• **DO THIS**
Give every line from the entries that contains "العزم".

• **MATERIAL SHOWN**
****************************************
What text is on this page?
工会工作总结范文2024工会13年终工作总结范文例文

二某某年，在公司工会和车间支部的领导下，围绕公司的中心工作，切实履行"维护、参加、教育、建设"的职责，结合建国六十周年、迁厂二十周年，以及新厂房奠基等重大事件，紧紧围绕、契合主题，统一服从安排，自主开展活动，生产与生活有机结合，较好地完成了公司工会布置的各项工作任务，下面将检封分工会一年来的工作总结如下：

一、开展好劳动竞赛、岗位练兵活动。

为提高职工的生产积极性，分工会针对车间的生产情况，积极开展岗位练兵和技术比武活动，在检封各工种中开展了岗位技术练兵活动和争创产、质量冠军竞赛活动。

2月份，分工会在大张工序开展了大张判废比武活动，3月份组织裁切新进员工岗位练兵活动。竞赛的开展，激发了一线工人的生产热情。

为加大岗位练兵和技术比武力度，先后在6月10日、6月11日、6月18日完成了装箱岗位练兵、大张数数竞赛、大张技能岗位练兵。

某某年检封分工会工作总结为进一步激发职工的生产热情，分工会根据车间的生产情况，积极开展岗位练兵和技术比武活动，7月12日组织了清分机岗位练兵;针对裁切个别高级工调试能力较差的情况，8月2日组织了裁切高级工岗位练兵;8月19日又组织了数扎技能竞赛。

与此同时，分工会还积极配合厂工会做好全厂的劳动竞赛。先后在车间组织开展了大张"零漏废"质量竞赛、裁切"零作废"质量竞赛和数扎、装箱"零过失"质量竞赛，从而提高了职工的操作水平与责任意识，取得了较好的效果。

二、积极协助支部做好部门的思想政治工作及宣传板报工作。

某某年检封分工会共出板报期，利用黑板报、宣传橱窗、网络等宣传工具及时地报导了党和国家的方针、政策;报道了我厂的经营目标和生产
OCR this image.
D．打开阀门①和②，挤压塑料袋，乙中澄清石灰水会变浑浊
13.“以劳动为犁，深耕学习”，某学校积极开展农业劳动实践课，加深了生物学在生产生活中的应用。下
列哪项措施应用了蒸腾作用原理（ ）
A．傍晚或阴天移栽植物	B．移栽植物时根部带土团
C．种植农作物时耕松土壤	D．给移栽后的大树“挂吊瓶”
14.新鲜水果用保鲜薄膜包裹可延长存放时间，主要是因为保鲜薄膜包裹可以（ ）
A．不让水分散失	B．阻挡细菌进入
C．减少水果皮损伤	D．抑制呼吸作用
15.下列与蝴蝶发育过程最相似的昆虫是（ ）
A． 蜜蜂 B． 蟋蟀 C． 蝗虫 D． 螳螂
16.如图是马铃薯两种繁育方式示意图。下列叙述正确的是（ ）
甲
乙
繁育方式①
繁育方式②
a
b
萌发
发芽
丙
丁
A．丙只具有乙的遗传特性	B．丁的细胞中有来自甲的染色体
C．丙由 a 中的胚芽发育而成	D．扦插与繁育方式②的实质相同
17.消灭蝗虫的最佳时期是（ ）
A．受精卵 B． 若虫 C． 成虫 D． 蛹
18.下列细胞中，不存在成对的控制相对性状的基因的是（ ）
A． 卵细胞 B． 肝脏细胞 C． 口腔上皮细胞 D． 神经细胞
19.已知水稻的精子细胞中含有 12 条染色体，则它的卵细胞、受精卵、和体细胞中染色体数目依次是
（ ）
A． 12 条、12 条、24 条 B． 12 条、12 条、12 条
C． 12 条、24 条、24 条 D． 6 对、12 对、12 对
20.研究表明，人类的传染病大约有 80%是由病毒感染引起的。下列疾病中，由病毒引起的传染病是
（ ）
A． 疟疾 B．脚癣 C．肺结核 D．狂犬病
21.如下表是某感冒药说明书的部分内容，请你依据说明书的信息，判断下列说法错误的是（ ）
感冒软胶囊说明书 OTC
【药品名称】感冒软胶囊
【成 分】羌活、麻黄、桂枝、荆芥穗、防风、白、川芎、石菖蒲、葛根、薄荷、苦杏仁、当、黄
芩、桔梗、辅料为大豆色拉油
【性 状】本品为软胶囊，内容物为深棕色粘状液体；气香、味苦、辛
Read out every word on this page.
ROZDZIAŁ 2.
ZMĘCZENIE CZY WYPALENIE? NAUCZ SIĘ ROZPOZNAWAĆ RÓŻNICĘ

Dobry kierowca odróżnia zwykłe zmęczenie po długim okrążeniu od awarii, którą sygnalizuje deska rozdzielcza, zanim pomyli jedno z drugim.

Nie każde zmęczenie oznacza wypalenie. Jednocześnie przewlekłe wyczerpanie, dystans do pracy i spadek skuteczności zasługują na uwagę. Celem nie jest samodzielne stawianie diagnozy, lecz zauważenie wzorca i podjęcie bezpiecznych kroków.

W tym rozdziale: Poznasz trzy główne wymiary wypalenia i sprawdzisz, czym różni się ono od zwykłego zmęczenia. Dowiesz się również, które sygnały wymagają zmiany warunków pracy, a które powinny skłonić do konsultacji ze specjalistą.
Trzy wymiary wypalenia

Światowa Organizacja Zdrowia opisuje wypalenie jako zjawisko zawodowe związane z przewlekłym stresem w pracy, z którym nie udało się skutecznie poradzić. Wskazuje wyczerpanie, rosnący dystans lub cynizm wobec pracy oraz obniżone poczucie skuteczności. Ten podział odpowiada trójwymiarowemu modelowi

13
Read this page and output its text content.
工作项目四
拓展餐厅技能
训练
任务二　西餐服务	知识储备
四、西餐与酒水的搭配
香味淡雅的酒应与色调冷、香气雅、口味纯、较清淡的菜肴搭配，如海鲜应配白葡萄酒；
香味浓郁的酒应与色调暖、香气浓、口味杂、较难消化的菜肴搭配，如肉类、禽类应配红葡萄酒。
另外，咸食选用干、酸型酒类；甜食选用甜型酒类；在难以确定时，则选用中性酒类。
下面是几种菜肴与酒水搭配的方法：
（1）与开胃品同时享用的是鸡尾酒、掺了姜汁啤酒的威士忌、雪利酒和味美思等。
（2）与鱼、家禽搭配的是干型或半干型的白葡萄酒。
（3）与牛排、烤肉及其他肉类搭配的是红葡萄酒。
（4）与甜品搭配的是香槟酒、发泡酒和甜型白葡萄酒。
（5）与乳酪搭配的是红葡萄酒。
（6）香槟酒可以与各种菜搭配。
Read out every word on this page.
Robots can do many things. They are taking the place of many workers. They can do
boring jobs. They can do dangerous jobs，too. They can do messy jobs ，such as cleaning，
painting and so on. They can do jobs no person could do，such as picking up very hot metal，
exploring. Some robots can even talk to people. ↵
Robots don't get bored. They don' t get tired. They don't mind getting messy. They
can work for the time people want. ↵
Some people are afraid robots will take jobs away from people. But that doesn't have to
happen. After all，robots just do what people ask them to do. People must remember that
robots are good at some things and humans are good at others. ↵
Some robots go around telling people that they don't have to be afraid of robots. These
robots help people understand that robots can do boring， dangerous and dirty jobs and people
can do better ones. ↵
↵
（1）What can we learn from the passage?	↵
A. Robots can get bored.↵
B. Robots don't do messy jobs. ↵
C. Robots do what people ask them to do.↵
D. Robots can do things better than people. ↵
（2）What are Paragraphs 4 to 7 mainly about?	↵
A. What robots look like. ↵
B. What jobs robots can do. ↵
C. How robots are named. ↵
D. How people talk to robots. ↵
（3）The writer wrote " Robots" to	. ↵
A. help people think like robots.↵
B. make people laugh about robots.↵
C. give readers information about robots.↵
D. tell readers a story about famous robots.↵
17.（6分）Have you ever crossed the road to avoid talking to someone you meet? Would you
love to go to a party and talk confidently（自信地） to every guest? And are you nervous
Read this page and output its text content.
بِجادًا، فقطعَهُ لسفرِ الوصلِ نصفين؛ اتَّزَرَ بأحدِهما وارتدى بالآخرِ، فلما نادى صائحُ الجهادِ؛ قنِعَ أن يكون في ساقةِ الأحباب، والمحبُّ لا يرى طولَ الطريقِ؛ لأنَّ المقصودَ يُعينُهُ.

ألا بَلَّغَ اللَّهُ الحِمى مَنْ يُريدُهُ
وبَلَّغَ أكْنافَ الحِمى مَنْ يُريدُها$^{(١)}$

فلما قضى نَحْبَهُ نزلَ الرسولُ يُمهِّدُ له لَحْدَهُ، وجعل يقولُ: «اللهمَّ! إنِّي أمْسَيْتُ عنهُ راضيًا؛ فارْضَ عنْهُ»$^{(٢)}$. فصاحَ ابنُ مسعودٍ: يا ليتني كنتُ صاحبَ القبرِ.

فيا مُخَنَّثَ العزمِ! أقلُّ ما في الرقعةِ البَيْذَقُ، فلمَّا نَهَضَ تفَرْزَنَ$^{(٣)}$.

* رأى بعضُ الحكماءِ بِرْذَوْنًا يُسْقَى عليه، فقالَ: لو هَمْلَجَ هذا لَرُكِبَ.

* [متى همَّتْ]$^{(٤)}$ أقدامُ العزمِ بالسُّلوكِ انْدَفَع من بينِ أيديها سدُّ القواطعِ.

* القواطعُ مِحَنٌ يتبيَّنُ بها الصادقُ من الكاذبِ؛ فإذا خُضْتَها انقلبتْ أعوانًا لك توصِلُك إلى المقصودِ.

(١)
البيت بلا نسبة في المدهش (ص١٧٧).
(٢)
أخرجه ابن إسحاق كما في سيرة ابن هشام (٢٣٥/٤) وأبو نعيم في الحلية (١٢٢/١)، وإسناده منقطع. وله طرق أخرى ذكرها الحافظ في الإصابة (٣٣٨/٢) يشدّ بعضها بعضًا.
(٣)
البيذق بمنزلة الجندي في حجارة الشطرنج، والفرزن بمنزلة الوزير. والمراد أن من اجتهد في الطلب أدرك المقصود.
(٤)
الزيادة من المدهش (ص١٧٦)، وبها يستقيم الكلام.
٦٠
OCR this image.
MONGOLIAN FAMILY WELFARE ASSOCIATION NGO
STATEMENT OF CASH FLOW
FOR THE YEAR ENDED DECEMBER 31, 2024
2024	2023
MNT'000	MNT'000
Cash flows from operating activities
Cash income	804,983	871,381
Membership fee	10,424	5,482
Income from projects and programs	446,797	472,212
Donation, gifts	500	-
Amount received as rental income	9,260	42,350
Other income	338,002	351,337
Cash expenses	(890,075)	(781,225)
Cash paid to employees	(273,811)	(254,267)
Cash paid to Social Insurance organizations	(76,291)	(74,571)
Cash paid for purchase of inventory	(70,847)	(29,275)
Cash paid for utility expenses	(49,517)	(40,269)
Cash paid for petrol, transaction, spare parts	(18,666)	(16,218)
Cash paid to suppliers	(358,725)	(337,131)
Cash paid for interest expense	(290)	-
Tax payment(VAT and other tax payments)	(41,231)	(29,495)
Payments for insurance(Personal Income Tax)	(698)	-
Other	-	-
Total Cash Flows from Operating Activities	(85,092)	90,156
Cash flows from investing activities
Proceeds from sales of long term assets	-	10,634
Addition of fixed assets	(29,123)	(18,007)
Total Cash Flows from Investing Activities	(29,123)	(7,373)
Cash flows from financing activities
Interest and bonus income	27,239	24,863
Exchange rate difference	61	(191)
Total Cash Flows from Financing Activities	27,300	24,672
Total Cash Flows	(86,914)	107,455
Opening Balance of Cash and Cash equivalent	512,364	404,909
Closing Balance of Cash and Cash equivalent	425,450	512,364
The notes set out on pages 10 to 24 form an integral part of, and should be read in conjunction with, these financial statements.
****************************************
• **SOLUTION BELOW**
فيا مُخَنَّثَ العزمِ! أقلُّ ما في الرقعةِ البَيْذَقُ، فلمَّا نَهَضَ تفَرْزَنَ$^{(٣)}$.
* [متى همَّتْ]$^{(٤)}$ أقدامُ العزمِ بالسُّلوكِ انْدَفَع من بينِ أيديها سدُّ القواطعِ.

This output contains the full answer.